_Your goal_:
Gather from the material every line that contains the string "words".
-------- Information given --------
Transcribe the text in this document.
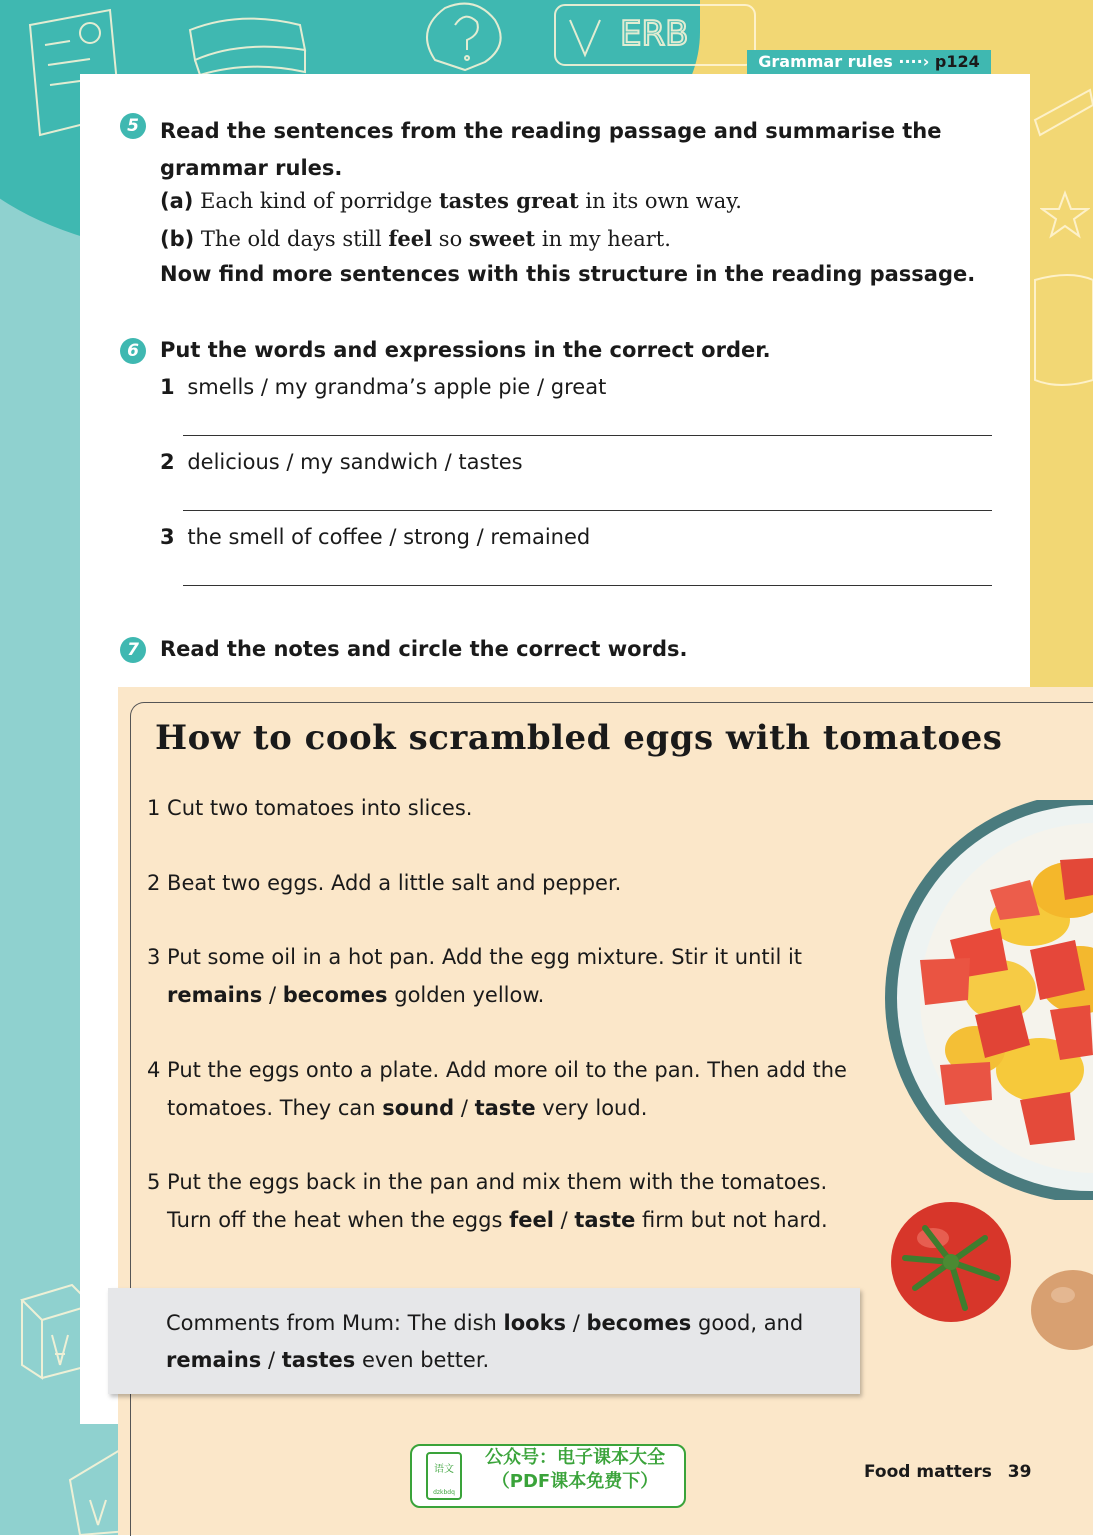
ERB
Grammar rules ····› p124
5	Read the sentences from the reading passage and summarise the
grammar rules.
(a) Each kind of porridge tastes great in its own way.
(b) The old days still feel so sweet in my heart.
Now find more sentences with this structure in the reading passage.
6	Put the words and expressions in the correct order.
1 smells / my grandma’s apple pie / great
2 delicious / my sandwich / tastes
3 the smell of coffee / strong / remained
7	Read the notes and circle the correct words.
How to cook scrambled eggs with tomatoes
1 Cut two tomatoes into slices.
2 Beat two eggs. Add a little salt and pepper.
3 Put some oil in a hot pan. Add the egg mixture. Stir it until it
remains / becomes golden yellow.
4 Put the eggs onto a plate. Add more oil to the pan. Then add the
tomatoes. They can sound / taste very loud.
5 Put the eggs back in the pan and mix them with the tomatoes.
Turn off the heat when the eggs feel / taste firm but not hard.
Comments from Mum: The dish looks / becomes good, and
remains / tastes even better.
语文
dzkbdq
公众号：电子课本大全
（PDF课本免费下）	Food matters 39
--------
_Response to the exercise_:
6	Put the words and expressions in the correct order.
7	Read the notes and circle the correct words.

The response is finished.